[Records]
•••

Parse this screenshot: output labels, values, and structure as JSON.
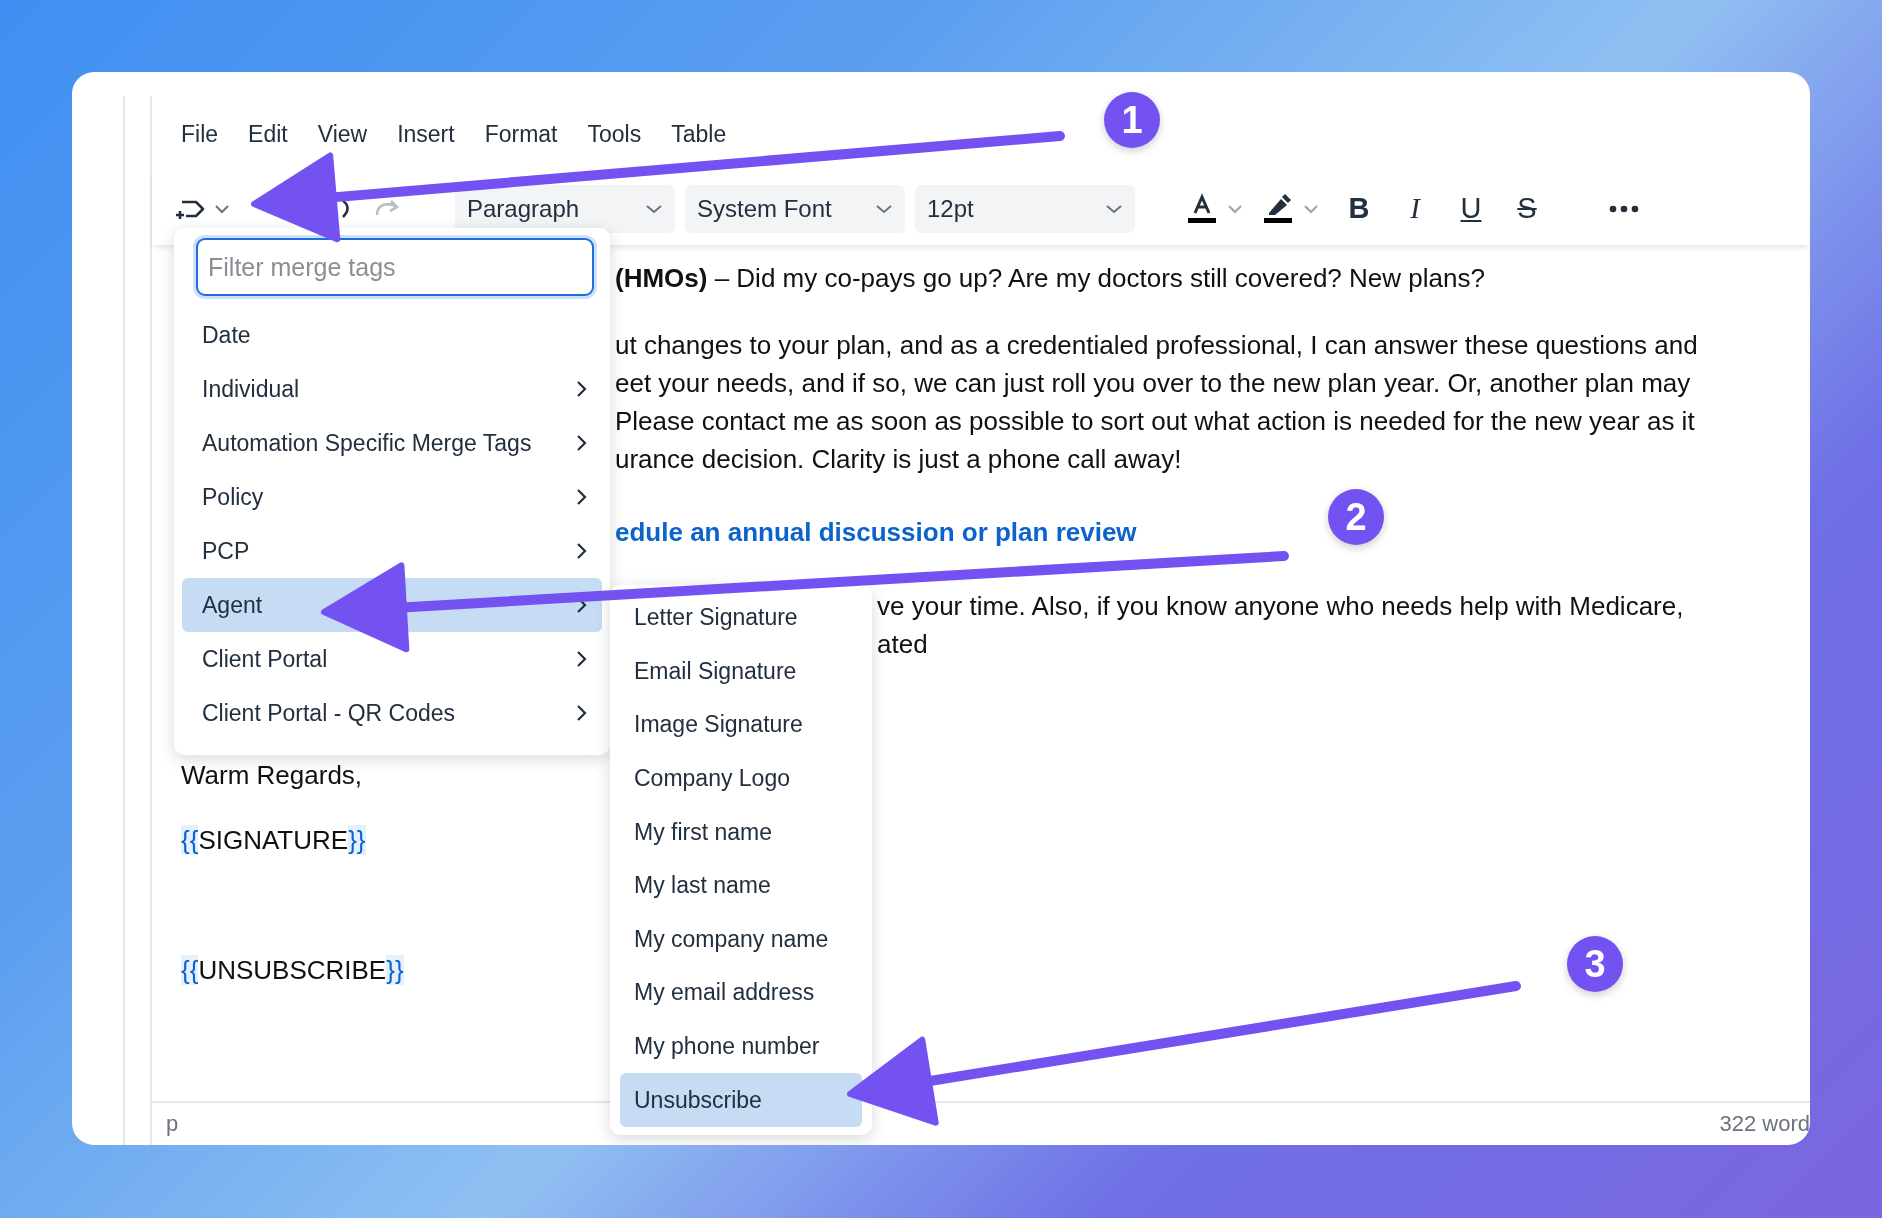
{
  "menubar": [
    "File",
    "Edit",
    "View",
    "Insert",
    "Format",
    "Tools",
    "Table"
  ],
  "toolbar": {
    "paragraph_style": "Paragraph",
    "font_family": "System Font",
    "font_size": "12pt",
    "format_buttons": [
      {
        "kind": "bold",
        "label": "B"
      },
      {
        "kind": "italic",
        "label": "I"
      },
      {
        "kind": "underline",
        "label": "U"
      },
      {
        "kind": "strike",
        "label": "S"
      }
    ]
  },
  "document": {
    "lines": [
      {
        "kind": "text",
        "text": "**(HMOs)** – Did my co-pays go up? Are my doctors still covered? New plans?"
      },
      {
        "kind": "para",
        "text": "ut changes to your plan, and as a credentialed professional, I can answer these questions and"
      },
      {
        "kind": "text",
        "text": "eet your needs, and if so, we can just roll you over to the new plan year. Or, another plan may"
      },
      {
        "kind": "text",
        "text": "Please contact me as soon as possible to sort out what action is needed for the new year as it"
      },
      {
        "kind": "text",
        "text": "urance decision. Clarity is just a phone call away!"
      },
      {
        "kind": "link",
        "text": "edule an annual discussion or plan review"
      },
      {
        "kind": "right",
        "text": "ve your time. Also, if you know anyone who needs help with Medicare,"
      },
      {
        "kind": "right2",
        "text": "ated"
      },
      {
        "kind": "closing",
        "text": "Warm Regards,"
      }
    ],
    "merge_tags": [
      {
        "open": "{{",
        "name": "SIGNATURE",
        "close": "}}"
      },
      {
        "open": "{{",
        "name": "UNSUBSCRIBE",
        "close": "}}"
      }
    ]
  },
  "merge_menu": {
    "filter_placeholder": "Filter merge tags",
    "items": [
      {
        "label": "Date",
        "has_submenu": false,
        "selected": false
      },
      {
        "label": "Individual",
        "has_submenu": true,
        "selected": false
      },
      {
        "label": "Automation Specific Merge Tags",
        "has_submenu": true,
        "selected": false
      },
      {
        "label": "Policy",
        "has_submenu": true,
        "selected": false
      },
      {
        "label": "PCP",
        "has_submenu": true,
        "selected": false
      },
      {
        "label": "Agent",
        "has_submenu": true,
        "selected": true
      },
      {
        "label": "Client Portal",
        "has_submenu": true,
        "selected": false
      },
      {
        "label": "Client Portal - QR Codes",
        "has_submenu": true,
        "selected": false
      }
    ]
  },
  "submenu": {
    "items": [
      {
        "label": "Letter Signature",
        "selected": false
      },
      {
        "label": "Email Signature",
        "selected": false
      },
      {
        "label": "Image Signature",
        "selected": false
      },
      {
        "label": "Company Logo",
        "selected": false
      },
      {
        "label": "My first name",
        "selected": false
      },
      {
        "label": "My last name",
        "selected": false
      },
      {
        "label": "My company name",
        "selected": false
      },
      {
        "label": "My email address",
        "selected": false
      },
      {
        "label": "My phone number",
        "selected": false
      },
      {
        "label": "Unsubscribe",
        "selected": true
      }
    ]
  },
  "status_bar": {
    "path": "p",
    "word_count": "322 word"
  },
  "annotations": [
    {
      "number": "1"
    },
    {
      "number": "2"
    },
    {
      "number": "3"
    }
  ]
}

•••

List every line in the records above that contains the word "Client".

        "label": "Client Portal",
        "label": "Client Portal - QR Codes",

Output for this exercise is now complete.